Will you give every entry again exactly as it stands?

****

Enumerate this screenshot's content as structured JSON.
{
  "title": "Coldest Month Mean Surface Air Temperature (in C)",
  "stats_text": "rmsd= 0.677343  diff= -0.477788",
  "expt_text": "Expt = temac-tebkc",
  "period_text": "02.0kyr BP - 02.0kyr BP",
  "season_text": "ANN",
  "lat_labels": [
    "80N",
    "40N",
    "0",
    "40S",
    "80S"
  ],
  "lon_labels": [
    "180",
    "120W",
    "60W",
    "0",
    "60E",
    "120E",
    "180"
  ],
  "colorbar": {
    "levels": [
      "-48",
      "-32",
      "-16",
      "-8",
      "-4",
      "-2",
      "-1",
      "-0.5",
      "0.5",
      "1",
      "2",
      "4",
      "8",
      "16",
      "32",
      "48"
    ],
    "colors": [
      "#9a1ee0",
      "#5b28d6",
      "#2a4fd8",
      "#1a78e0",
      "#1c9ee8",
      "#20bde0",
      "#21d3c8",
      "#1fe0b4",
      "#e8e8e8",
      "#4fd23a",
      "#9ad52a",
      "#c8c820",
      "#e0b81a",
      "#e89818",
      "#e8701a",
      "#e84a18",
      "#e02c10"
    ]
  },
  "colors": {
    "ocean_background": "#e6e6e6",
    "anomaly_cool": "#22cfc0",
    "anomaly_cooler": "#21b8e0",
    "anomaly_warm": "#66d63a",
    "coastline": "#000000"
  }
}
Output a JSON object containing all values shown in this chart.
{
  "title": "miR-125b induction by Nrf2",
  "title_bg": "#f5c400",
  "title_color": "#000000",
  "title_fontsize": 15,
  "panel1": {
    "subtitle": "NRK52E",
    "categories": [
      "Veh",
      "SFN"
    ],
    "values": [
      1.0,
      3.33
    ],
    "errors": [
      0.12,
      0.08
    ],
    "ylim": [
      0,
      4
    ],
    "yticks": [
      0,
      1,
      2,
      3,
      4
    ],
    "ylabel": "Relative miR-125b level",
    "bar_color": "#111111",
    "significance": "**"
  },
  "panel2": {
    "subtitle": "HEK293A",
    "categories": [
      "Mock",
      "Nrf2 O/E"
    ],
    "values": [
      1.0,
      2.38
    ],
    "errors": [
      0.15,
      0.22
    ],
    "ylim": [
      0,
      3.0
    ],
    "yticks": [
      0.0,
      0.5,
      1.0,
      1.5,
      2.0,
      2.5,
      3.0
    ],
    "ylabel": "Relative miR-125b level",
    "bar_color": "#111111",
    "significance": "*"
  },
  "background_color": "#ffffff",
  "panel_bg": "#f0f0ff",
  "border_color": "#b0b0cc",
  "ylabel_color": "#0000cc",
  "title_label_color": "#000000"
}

****

▸ FINAL RESULT
Enumerate this screenshot's content as structured JSON.
{
  "title": "Coldest Month Mean Surface Air Temperature (in C)",
  "stats_text": "rmsd= 0.677343  diff= -0.477788",
  "expt_text": "Expt = temac-tebkc",
  "period_text": "02.0kyr BP - 02.0kyr BP",
  "season_text": "ANN",
  "lat_labels": [
    "80N",
    "40N",
    "0",
    "40S",
    "80S"
  ],
  "lon_labels": [
    "180",
    "120W",
    "60W",
    "0",
    "60E",
    "120E",
    "180"
  ],
  "colorbar": {
    "levels": [
      "-48",
      "-32",
      "-16",
      "-8",
      "-4",
      "-2",
      "-1",
      "-0.5",
      "0.5",
      "1",
      "2",
      "4",
      "8",
      "16",
      "32",
      "48"
    ],
    "colors": [
      "#9a1ee0",
      "#5b28d6",
      "#2a4fd8",
      "#1a78e0",
      "#1c9ee8",
      "#20bde0",
      "#21d3c8",
      "#1fe0b4",
      "#e8e8e8",
      "#4fd23a",
      "#9ad52a",
      "#c8c820",
      "#e0b81a",
      "#e89818",
      "#e8701a",
      "#e84a18",
      "#e02c10"
    ]
  },
  "colors": {
    "ocean_background": "#e6e6e6",
    "anomaly_cool": "#22cfc0",
    "anomaly_cooler": "#21b8e0",
    "anomaly_warm": "#66d63a",
    "coastline": "#000000"
  }
}
Output a JSON object containing all values shown in this chart.
{
  "title": "miR-125b induction by Nrf2",
  "title_bg": "#f5c400",
  "title_color": "#000000",
  "title_fontsize": 15,
  "panel1": {
    "subtitle": "NRK52E",
    "categories": [
      "Veh",
      "SFN"
    ],
    "values": [
      1.0,
      3.33
    ],
    "errors": [
      0.12,
      0.08
    ],
    "ylim": [
      0,
      4
    ],
    "yticks": [
      0,
      1,
      2,
      3,
      4
    ],
    "ylabel": "Relative miR-125b level",
    "bar_color": "#111111",
    "significance": "**"
  },
  "panel2": {
    "subtitle": "HEK293A",
    "categories": [
      "Mock",
      "Nrf2 O/E"
    ],
    "values": [
      1.0,
      2.38
    ],
    "errors": [
      0.15,
      0.22
    ],
    "ylim": [
      0,
      3.0
    ],
    "yticks": [
      0.0,
      0.5,
      1.0,
      1.5,
      2.0,
      2.5,
      3.0
    ],
    "ylabel": "Relative miR-125b level",
    "bar_color": "#111111",
    "significance": "*"
  },
  "background_color": "#ffffff",
  "panel_bg": "#f0f0ff",
  "border_color": "#b0b0cc",
  "ylabel_color": "#0000cc",
  "title_label_color": "#000000"
}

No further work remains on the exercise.